### What needs to be done
Every entry must be duplicated precisely as written.

### Supplied records
§ §

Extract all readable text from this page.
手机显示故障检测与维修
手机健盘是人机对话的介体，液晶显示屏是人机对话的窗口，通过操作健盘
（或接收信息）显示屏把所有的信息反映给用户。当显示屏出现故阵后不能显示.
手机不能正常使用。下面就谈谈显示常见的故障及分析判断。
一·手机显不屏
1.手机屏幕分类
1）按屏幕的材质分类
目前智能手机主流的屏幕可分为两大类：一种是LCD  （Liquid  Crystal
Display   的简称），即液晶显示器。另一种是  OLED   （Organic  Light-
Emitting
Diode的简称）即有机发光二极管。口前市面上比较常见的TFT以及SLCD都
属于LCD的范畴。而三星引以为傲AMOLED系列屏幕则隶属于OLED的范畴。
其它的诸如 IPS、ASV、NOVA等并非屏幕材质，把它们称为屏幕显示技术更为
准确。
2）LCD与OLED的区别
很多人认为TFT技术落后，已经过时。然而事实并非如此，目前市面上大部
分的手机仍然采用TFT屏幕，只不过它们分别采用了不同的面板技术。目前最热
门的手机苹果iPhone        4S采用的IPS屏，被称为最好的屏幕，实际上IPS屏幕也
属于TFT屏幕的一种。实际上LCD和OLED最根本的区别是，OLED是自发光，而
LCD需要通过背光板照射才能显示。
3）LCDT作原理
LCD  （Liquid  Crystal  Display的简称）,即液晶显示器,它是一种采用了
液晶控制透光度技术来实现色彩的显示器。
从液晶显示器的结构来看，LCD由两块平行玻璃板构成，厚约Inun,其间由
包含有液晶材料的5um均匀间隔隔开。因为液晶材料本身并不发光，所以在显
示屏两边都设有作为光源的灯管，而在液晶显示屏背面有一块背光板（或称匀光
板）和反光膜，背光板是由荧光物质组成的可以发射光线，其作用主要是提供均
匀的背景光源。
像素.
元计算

§ §

### Task output
Extract all readable text from this page.
手机显示故障检测与维修
手机健盘是人机对话的介体，液晶显示屏是人机对话的窗口，通过操作健盘
（或接收信息）显示屏把所有的信息反映给用户。当显示屏出现故阵后不能显示.
手机不能正常使用。下面就谈谈显示常见的故障及分析判断。
一·手机显不屏
1.手机屏幕分类
1）按屏幕的材质分类
目前智能手机主流的屏幕可分为两大类：一种是LCD  （Liquid  Crystal
Display   的简称），即液晶显示器。另一种是  OLED   （Organic  Light-
Emitting
Diode的简称）即有机发光二极管。口前市面上比较常见的TFT以及SLCD都
属于LCD的范畴。而三星引以为傲AMOLED系列屏幕则隶属于OLED的范畴。
其它的诸如 IPS、ASV、NOVA等并非屏幕材质，把它们称为屏幕显示技术更为
准确。
2）LCD与OLED的区别
很多人认为TFT技术落后，已经过时。然而事实并非如此，目前市面上大部
分的手机仍然采用TFT屏幕，只不过它们分别采用了不同的面板技术。目前最热
门的手机苹果iPhone        4S采用的IPS屏，被称为最好的屏幕，实际上IPS屏幕也
属于TFT屏幕的一种。实际上LCD和OLED最根本的区别是，OLED是自发光，而
LCD需要通过背光板照射才能显示。
3）LCDT作原理
LCD  （Liquid  Crystal  Display的简称）,即液晶显示器,它是一种采用了
液晶控制透光度技术来实现色彩的显示器。
从液晶显示器的结构来看，LCD由两块平行玻璃板构成，厚约Inun,其间由
包含有液晶材料的5um均匀间隔隔开。因为液晶材料本身并不发光，所以在显
示屏两边都设有作为光源的灯管，而在液晶显示屏背面有一块背光板（或称匀光
板）和反光膜，背光板是由荧光物质组成的可以发射光线，其作用主要是提供均
匀的背景光源。
像素.
元计算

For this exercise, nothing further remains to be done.